Document excerpt —

BEGIN

SantaStein Review

SCREAMBOX Exclusive Santastein comes alive on December 19. The festive twist on Mary Shelley’s Frankenstein delivers Christmas cheer and slasher fear in equal measure.

You know a trope I have always hated because it makes zero sense?

The Christmas movie where all of the parents and adults think Santa does not exist, but it turns out he does. You have every adult in the world telling kids that Sana is just a myth, and they are all SHOCKED at the end when they see him!

I mean… who do these people think is bringing presents every year? They just wake up to their kids getting several gifts they did not buy, and they are okay with this? Where do they think they came from? It would be so easy to prove Santa is real! The presents are RIGHT THERE.

At some point, someone has to realize none of this makes any sense.

And yet, this is a ubiquitous holiday theme across several movies. It really gets my goat.

Which is why I always preferred movies that, while more child-targeted in nature, just assume Santa is real and everyone accepts it. It makes more sense, anyway.

END

Data supplied —
BEGIN

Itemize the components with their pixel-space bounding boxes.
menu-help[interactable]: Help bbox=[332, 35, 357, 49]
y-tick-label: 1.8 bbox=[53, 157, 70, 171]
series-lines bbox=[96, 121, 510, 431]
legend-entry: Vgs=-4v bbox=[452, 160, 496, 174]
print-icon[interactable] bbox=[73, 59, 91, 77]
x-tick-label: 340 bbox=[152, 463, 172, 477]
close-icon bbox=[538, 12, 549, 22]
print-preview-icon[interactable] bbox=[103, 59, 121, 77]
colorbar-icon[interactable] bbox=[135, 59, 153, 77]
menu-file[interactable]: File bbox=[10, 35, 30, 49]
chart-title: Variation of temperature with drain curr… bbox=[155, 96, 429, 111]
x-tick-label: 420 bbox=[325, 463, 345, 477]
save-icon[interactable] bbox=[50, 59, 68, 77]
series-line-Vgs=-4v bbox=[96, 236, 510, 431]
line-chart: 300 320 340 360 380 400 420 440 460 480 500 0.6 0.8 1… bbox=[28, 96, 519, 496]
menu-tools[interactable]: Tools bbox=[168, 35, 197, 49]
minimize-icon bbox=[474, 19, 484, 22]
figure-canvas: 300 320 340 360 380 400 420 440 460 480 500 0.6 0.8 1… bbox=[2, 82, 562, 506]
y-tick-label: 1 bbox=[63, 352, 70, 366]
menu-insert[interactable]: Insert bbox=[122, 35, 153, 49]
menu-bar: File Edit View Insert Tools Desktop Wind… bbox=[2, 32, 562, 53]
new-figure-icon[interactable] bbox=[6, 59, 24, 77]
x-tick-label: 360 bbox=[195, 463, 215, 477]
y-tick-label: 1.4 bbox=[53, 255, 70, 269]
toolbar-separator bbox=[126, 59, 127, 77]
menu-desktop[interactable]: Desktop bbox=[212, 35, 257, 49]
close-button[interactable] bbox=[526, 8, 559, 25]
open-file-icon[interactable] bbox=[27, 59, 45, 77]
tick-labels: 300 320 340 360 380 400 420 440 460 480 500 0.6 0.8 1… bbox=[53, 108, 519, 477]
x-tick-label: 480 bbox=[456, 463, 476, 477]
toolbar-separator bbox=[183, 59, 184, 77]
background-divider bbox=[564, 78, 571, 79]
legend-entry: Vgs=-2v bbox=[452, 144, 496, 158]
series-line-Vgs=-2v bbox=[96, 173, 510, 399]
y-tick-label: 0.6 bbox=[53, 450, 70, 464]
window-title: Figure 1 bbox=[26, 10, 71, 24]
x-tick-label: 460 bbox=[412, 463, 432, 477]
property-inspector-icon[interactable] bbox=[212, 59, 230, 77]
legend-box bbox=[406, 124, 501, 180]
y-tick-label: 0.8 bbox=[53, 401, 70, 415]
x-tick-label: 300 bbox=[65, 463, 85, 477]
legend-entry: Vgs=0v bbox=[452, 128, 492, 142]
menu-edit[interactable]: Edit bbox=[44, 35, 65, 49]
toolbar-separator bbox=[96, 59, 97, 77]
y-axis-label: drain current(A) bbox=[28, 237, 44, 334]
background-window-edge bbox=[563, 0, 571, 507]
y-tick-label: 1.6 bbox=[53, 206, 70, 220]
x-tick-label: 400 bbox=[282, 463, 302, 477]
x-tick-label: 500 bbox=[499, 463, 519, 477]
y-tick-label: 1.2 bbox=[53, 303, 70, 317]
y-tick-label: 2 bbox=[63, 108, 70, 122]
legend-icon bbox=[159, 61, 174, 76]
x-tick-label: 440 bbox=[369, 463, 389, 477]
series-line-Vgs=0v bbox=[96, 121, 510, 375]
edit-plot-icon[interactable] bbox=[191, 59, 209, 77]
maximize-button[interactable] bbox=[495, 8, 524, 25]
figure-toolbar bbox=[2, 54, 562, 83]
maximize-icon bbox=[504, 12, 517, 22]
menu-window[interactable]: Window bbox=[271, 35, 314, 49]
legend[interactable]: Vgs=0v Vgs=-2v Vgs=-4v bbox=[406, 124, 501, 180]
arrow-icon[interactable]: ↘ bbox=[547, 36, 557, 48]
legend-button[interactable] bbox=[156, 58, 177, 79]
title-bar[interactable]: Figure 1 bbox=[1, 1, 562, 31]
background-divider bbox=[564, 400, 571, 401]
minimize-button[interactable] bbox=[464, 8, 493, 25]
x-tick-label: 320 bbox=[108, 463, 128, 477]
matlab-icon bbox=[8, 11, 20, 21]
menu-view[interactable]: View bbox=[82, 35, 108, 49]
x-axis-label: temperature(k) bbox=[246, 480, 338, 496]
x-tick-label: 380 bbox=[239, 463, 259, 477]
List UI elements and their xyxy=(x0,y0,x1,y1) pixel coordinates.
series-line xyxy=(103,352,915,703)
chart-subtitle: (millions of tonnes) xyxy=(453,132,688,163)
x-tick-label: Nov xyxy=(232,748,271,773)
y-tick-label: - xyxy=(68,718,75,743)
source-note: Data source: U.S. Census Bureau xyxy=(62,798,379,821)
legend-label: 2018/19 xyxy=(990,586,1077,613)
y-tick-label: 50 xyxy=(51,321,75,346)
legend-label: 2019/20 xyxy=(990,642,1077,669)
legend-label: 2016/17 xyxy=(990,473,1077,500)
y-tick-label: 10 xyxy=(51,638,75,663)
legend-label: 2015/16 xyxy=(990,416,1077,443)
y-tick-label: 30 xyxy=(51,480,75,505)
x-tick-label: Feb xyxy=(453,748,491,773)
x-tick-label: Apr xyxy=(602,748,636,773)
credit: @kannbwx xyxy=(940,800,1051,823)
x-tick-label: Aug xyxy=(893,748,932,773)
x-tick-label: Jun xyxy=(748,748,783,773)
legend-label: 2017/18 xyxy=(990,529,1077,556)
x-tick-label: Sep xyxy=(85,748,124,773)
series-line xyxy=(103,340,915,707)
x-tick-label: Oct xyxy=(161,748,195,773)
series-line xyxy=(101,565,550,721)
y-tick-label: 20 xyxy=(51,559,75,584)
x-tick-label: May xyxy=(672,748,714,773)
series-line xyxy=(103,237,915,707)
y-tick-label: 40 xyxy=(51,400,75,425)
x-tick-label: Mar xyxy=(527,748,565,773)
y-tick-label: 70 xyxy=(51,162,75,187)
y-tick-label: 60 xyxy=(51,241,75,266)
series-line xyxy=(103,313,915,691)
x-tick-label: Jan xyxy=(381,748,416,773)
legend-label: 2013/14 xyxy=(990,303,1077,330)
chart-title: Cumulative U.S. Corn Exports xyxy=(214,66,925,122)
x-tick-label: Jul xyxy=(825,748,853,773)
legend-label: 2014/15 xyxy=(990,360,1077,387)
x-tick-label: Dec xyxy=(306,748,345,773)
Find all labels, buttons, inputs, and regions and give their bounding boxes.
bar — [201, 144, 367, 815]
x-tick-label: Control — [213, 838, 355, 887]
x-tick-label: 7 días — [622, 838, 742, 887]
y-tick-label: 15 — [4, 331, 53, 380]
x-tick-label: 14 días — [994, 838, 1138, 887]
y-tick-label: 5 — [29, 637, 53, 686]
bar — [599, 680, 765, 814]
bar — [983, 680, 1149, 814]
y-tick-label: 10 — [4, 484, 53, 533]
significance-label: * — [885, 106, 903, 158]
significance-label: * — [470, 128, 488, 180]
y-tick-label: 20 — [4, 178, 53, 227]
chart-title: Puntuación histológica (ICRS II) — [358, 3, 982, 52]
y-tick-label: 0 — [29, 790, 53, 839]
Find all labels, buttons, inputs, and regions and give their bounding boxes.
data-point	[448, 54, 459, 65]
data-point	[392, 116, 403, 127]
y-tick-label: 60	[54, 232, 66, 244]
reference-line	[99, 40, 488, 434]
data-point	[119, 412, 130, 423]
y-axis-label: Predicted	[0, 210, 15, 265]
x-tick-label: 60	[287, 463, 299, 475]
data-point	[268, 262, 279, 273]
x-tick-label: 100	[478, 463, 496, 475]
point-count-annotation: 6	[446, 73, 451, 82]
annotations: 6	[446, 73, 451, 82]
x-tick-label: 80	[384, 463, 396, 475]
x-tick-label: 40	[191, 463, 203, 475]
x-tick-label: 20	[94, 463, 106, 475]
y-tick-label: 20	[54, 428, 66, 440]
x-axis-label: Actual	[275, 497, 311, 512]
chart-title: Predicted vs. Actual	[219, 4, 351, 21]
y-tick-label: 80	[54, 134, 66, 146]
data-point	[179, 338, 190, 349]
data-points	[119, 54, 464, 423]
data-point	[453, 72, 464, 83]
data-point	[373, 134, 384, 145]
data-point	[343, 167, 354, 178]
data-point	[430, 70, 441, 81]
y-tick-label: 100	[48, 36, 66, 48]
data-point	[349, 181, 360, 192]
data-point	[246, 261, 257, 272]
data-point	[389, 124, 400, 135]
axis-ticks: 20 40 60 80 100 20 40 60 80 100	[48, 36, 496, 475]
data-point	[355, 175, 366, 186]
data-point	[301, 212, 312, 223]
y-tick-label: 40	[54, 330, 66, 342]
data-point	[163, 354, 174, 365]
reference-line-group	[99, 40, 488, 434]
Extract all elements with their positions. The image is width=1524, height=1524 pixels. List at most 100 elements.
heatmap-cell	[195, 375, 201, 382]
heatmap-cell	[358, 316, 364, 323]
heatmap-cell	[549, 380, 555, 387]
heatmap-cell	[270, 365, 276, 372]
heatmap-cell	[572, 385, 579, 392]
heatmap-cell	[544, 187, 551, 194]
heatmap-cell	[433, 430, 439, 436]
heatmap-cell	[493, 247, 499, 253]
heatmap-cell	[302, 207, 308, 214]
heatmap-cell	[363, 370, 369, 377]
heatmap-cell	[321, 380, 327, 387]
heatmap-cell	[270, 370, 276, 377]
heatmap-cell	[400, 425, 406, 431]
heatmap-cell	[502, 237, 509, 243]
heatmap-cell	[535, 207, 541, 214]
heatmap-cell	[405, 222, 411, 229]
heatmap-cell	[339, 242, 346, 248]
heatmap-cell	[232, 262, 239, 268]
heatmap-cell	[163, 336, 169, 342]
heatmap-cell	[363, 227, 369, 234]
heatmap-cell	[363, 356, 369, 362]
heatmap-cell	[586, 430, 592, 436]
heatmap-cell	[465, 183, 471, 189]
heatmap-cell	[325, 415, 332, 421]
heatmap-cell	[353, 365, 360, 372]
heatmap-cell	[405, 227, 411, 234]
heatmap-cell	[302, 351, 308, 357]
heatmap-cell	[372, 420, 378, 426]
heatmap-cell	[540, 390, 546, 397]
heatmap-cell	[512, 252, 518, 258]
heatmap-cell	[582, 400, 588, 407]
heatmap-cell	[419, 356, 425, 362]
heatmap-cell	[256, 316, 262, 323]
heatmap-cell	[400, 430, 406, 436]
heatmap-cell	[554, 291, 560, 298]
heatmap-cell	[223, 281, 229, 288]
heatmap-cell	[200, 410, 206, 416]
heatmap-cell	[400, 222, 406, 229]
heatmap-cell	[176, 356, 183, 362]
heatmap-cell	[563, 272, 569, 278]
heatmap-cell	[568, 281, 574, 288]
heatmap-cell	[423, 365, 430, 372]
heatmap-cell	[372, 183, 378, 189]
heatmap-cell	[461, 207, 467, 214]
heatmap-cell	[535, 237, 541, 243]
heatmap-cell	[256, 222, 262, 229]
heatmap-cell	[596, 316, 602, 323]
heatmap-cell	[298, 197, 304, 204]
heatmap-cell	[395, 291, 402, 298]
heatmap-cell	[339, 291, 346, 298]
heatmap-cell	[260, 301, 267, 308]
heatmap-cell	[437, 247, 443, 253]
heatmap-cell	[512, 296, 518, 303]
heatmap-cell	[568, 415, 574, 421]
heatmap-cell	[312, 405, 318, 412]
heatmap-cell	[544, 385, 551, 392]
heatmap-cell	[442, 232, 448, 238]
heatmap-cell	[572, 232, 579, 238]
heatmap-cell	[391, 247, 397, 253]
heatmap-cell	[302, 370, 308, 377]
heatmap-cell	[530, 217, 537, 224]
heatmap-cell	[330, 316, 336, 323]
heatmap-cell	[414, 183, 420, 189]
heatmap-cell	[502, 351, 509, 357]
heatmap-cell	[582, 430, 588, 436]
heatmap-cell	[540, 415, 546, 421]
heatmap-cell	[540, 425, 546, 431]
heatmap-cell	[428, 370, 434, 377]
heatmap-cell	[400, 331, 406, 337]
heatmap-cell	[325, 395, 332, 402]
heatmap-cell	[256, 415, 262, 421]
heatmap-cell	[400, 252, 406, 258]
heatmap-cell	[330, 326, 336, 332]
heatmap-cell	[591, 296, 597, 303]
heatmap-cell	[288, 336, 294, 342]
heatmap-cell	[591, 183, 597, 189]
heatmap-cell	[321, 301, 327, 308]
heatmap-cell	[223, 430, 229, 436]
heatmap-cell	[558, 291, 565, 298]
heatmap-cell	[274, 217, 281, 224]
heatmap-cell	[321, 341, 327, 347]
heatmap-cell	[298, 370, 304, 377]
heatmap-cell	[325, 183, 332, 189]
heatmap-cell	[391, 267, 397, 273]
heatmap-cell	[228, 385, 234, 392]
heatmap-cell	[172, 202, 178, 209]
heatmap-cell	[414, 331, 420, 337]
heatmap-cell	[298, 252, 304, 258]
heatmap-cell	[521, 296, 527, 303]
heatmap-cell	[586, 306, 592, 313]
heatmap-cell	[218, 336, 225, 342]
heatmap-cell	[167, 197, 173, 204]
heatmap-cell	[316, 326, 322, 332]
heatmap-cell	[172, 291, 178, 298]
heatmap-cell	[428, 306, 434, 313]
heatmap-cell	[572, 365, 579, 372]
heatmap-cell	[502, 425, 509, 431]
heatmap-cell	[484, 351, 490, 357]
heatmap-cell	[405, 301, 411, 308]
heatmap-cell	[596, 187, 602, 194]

END

Directions — From the SantaStein review, return the passage starting with "I mean… who" and going on through "gets my goat.", copied word for word.

Output of the exercise —
I mean… who do these people think is bringing presents every year? They just wake up to their kids getting several gifts they did not buy, and they are okay with this? Where do they think they came from? It would be so easy to prove Santa is real! The presents are RIGHT THERE.

At some point, someone has to realize none of this makes any sense.

And yet, this is a ubiquitous holiday theme across several movies. It really gets my goat.